--- START OF Stored rows ---
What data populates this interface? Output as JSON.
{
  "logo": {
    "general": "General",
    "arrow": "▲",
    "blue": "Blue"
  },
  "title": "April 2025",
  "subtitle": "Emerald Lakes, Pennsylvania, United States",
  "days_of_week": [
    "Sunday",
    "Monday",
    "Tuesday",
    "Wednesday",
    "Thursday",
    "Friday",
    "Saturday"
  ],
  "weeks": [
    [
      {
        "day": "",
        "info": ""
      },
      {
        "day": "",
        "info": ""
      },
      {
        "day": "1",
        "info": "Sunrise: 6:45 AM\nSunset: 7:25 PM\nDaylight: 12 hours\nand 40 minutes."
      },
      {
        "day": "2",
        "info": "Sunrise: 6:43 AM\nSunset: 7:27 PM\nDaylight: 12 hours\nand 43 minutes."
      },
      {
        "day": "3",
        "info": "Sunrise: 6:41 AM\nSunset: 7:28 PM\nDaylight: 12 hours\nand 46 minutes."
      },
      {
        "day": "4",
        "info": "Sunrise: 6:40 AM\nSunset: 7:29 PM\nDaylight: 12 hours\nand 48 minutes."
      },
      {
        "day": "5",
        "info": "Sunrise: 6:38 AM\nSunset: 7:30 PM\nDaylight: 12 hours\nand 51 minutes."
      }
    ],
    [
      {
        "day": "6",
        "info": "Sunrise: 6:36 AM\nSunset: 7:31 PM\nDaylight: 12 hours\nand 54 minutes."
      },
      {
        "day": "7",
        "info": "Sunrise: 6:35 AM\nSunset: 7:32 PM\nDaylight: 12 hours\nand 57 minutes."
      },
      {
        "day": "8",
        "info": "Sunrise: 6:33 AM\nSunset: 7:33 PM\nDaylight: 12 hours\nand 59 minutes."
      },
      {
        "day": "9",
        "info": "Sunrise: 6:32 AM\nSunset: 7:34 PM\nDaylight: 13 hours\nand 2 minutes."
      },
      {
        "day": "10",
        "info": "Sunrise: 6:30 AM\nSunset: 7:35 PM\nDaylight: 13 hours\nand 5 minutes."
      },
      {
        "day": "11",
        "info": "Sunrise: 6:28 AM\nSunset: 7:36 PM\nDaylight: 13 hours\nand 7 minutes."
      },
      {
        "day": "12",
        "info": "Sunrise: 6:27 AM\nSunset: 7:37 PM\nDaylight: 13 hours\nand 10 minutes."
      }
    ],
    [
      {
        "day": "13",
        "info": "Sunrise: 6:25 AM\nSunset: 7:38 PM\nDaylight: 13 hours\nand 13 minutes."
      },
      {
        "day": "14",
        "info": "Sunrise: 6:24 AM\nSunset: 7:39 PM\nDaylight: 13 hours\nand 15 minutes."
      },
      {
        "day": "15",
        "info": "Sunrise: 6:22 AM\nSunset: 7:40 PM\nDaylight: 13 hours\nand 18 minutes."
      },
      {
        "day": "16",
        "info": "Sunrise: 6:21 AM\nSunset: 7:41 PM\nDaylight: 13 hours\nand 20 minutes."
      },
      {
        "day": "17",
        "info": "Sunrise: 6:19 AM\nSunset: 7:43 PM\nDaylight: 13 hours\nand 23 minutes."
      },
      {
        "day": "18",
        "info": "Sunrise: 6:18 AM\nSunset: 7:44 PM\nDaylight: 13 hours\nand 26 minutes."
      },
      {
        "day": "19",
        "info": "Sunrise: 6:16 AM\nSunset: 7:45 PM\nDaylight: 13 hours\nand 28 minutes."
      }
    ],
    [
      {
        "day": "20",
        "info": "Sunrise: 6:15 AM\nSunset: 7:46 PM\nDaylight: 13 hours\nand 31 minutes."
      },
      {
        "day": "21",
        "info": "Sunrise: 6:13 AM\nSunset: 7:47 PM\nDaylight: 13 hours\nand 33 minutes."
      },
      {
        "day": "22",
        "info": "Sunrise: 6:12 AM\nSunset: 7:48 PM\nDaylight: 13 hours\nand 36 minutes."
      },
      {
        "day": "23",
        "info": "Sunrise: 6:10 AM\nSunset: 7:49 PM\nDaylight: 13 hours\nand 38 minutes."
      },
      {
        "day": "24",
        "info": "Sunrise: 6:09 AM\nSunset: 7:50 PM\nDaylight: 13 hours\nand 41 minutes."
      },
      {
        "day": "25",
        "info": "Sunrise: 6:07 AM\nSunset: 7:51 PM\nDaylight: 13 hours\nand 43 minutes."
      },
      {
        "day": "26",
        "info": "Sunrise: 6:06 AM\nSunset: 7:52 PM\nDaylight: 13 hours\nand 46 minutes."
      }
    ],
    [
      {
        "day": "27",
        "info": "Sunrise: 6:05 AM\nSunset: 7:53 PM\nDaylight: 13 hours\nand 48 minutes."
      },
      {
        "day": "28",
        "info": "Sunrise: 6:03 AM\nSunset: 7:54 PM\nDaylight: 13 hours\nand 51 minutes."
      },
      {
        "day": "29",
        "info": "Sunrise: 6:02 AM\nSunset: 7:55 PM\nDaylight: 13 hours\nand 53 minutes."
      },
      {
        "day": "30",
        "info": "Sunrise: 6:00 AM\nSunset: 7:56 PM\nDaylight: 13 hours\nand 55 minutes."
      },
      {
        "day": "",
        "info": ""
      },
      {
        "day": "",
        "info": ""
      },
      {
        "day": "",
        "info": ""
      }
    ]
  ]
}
--- END OF Stored rows ---
Aim: Could you reproduce every record above exactly as it appears?

Exercise answer:
What data populates this interface? Output as JSON.
{
  "logo": {
    "general": "General",
    "arrow": "▲",
    "blue": "Blue"
  },
  "title": "April 2025",
  "subtitle": "Emerald Lakes, Pennsylvania, United States",
  "days_of_week": [
    "Sunday",
    "Monday",
    "Tuesday",
    "Wednesday",
    "Thursday",
    "Friday",
    "Saturday"
  ],
  "weeks": [
    [
      {
        "day": "",
        "info": ""
      },
      {
        "day": "",
        "info": ""
      },
      {
        "day": "1",
        "info": "Sunrise: 6:45 AM\nSunset: 7:25 PM\nDaylight: 12 hours\nand 40 minutes."
      },
      {
        "day": "2",
        "info": "Sunrise: 6:43 AM\nSunset: 7:27 PM\nDaylight: 12 hours\nand 43 minutes."
      },
      {
        "day": "3",
        "info": "Sunrise: 6:41 AM\nSunset: 7:28 PM\nDaylight: 12 hours\nand 46 minutes."
      },
      {
        "day": "4",
        "info": "Sunrise: 6:40 AM\nSunset: 7:29 PM\nDaylight: 12 hours\nand 48 minutes."
      },
      {
        "day": "5",
        "info": "Sunrise: 6:38 AM\nSunset: 7:30 PM\nDaylight: 12 hours\nand 51 minutes."
      }
    ],
    [
      {
        "day": "6",
        "info": "Sunrise: 6:36 AM\nSunset: 7:31 PM\nDaylight: 12 hours\nand 54 minutes."
      },
      {
        "day": "7",
        "info": "Sunrise: 6:35 AM\nSunset: 7:32 PM\nDaylight: 12 hours\nand 57 minutes."
      },
      {
        "day": "8",
        "info": "Sunrise: 6:33 AM\nSunset: 7:33 PM\nDaylight: 12 hours\nand 59 minutes."
      },
      {
        "day": "9",
        "info": "Sunrise: 6:32 AM\nSunset: 7:34 PM\nDaylight: 13 hours\nand 2 minutes."
      },
      {
        "day": "10",
        "info": "Sunrise: 6:30 AM\nSunset: 7:35 PM\nDaylight: 13 hours\nand 5 minutes."
      },
      {
        "day": "11",
        "info": "Sunrise: 6:28 AM\nSunset: 7:36 PM\nDaylight: 13 hours\nand 7 minutes."
      },
      {
        "day": "12",
        "info": "Sunrise: 6:27 AM\nSunset: 7:37 PM\nDaylight: 13 hours\nand 10 minutes."
      }
    ],
    [
      {
        "day": "13",
        "info": "Sunrise: 6:25 AM\nSunset: 7:38 PM\nDaylight: 13 hours\nand 13 minutes."
      },
      {
        "day": "14",
        "info": "Sunrise: 6:24 AM\nSunset: 7:39 PM\nDaylight: 13 hours\nand 15 minutes."
      },
      {
        "day": "15",
        "info": "Sunrise: 6:22 AM\nSunset: 7:40 PM\nDaylight: 13 hours\nand 18 minutes."
      },
      {
        "day": "16",
        "info": "Sunrise: 6:21 AM\nSunset: 7:41 PM\nDaylight: 13 hours\nand 20 minutes."
      },
      {
        "day": "17",
        "info": "Sunrise: 6:19 AM\nSunset: 7:43 PM\nDaylight: 13 hours\nand 23 minutes."
      },
      {
        "day": "18",
        "info": "Sunrise: 6:18 AM\nSunset: 7:44 PM\nDaylight: 13 hours\nand 26 minutes."
      },
      {
        "day": "19",
        "info": "Sunrise: 6:16 AM\nSunset: 7:45 PM\nDaylight: 13 hours\nand 28 minutes."
      }
    ],
    [
      {
        "day": "20",
        "info": "Sunrise: 6:15 AM\nSunset: 7:46 PM\nDaylight: 13 hours\nand 31 minutes."
      },
      {
        "day": "21",
        "info": "Sunrise: 6:13 AM\nSunset: 7:47 PM\nDaylight: 13 hours\nand 33 minutes."
      },
      {
        "day": "22",
        "info": "Sunrise: 6:12 AM\nSunset: 7:48 PM\nDaylight: 13 hours\nand 36 minutes."
      },
      {
        "day": "23",
        "info": "Sunrise: 6:10 AM\nSunset: 7:49 PM\nDaylight: 13 hours\nand 38 minutes."
      },
      {
        "day": "24",
        "info": "Sunrise: 6:09 AM\nSunset: 7:50 PM\nDaylight: 13 hours\nand 41 minutes."
      },
      {
        "day": "25",
        "info": "Sunrise: 6:07 AM\nSunset: 7:51 PM\nDaylight: 13 hours\nand 43 minutes."
      },
      {
        "day": "26",
        "info": "Sunrise: 6:06 AM\nSunset: 7:52 PM\nDaylight: 13 hours\nand 46 minutes."
      }
    ],
    [
      {
        "day": "27",
        "info": "Sunrise: 6:05 AM\nSunset: 7:53 PM\nDaylight: 13 hours\nand 48 minutes."
      },
      {
        "day": "28",
        "info": "Sunrise: 6:03 AM\nSunset: 7:54 PM\nDaylight: 13 hours\nand 51 minutes."
      },
      {
        "day": "29",
        "info": "Sunrise: 6:02 AM\nSunset: 7:55 PM\nDaylight: 13 hours\nand 53 minutes."
      },
      {
        "day": "30",
        "info": "Sunrise: 6:00 AM\nSunset: 7:56 PM\nDaylight: 13 hours\nand 55 minutes."
      },
      {
        "day": "",
        "info": ""
      },
      {
        "day": "",
        "info": ""
      },
      {
        "day": "",
        "info": ""
      }
    ]
  ]
}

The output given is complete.